▶ SHORT EXERCISE: Find each line with "Tough" and copy it.

▶ STORED RECORDS:

==================================================

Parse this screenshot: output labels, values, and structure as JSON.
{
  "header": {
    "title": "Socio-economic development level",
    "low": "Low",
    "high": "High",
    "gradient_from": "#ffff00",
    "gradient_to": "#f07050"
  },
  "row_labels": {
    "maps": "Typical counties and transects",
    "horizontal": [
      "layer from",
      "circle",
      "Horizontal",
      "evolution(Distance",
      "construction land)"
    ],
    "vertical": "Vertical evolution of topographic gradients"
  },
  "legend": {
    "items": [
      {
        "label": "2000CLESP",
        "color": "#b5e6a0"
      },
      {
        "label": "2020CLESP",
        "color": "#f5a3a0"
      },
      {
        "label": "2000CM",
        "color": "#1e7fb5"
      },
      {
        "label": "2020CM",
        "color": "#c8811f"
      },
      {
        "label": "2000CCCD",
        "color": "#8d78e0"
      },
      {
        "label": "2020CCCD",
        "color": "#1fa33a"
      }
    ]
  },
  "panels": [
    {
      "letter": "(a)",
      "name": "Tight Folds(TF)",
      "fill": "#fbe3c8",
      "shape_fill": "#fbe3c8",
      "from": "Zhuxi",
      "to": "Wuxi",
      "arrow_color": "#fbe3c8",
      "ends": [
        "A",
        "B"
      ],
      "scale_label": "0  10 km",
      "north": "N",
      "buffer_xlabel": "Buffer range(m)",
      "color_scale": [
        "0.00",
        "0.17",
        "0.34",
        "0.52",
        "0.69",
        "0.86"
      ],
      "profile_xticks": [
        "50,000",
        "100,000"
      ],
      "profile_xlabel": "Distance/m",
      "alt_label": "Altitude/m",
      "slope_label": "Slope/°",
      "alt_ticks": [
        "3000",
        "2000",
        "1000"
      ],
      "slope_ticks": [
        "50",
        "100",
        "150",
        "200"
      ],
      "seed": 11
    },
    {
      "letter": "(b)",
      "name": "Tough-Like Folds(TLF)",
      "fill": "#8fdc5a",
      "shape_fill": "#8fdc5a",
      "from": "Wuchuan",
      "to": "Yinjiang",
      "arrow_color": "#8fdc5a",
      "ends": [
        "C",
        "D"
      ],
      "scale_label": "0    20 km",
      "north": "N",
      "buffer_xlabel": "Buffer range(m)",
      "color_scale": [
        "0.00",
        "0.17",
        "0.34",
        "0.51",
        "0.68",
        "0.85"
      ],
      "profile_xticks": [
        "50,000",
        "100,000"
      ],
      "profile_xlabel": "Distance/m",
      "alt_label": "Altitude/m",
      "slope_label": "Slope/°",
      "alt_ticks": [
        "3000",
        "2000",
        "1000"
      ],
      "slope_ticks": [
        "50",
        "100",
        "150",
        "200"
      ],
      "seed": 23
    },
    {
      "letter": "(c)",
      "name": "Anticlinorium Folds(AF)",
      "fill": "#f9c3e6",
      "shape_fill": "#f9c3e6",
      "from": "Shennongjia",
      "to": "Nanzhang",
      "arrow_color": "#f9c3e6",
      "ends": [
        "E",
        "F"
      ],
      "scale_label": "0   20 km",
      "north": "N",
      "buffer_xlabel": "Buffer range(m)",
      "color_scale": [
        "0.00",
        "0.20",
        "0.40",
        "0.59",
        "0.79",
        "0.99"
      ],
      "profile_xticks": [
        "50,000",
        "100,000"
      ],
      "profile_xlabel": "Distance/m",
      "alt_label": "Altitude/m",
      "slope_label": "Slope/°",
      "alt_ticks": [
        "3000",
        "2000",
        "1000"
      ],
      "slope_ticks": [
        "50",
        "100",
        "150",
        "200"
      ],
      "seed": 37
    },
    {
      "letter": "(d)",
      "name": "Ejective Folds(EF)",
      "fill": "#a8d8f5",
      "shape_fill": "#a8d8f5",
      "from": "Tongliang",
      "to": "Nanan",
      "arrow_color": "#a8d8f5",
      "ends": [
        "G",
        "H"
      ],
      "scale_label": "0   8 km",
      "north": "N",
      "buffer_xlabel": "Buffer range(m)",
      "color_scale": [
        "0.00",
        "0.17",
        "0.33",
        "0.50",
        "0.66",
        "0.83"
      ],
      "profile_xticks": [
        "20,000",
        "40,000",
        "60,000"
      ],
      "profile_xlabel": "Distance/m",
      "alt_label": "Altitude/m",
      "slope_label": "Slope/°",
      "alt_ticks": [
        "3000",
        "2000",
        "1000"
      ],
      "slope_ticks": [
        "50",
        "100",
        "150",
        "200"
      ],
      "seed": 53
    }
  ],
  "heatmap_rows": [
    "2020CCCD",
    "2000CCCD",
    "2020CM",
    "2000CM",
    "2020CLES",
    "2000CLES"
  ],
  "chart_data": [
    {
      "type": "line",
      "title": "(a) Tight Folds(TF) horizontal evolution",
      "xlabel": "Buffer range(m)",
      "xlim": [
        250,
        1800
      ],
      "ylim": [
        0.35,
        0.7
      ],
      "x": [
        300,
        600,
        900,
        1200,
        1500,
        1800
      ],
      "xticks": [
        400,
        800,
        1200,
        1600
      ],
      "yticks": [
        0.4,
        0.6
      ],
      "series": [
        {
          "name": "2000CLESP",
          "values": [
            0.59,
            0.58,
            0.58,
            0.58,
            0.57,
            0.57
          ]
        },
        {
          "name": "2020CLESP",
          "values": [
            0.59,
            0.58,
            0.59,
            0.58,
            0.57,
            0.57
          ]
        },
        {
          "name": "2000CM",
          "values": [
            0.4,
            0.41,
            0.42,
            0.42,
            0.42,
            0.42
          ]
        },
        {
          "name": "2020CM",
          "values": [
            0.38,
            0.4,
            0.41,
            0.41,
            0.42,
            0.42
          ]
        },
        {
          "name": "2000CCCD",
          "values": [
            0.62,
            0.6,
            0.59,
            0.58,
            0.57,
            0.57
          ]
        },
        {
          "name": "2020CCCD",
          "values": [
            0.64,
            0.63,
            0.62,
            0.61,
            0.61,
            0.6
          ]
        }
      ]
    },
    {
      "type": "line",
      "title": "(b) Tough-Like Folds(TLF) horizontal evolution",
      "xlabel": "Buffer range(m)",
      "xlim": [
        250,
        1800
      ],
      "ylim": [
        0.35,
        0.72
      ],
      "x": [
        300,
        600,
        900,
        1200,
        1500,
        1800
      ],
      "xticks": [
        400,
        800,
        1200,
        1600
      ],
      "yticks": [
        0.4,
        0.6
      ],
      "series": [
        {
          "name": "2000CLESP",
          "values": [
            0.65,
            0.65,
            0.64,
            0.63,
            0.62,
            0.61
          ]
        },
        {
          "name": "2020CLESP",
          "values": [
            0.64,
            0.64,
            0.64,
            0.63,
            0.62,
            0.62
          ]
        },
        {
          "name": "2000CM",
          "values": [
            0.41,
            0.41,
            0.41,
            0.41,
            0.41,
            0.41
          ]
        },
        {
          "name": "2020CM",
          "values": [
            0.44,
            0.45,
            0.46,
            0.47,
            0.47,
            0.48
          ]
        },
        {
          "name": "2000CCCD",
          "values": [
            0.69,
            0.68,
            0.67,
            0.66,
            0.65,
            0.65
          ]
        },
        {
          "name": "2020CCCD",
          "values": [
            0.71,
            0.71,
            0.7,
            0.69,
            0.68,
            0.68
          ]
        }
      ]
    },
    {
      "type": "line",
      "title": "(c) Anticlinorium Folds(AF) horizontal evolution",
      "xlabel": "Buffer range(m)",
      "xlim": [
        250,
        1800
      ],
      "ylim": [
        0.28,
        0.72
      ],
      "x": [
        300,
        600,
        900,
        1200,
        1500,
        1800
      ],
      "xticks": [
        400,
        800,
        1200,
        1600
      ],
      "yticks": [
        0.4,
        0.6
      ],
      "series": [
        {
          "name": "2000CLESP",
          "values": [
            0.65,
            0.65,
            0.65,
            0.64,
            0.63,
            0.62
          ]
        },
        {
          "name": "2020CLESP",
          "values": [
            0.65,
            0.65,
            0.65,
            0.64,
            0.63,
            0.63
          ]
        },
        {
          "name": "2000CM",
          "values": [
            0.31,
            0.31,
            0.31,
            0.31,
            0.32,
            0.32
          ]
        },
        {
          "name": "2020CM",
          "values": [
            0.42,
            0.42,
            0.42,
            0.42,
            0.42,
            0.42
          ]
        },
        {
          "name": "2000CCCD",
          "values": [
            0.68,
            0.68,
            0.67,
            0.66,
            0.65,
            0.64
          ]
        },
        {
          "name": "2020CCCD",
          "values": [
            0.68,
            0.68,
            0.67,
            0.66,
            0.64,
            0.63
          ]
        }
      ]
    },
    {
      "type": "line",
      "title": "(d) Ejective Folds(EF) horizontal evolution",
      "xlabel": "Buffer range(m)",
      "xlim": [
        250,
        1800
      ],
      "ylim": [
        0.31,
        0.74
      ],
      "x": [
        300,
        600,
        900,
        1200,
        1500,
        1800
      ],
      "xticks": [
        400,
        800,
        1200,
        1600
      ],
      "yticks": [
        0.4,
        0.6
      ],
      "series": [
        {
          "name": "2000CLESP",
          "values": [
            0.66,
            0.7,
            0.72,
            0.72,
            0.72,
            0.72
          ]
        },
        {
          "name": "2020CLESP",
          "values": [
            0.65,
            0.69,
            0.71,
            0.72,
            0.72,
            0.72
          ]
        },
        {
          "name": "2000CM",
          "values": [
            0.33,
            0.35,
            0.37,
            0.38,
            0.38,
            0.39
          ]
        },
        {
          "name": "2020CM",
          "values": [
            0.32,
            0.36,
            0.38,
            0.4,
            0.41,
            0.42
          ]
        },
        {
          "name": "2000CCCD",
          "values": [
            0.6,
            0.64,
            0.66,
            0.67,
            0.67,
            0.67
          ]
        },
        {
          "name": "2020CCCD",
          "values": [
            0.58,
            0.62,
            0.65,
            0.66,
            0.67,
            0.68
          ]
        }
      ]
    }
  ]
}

==================================================

▶ ANSWER TO THE PROBLEM:
      "name": "Tough-Like Folds(TLF)",
      "title": "(b) Tough-Like Folds(TLF) horizontal evolution",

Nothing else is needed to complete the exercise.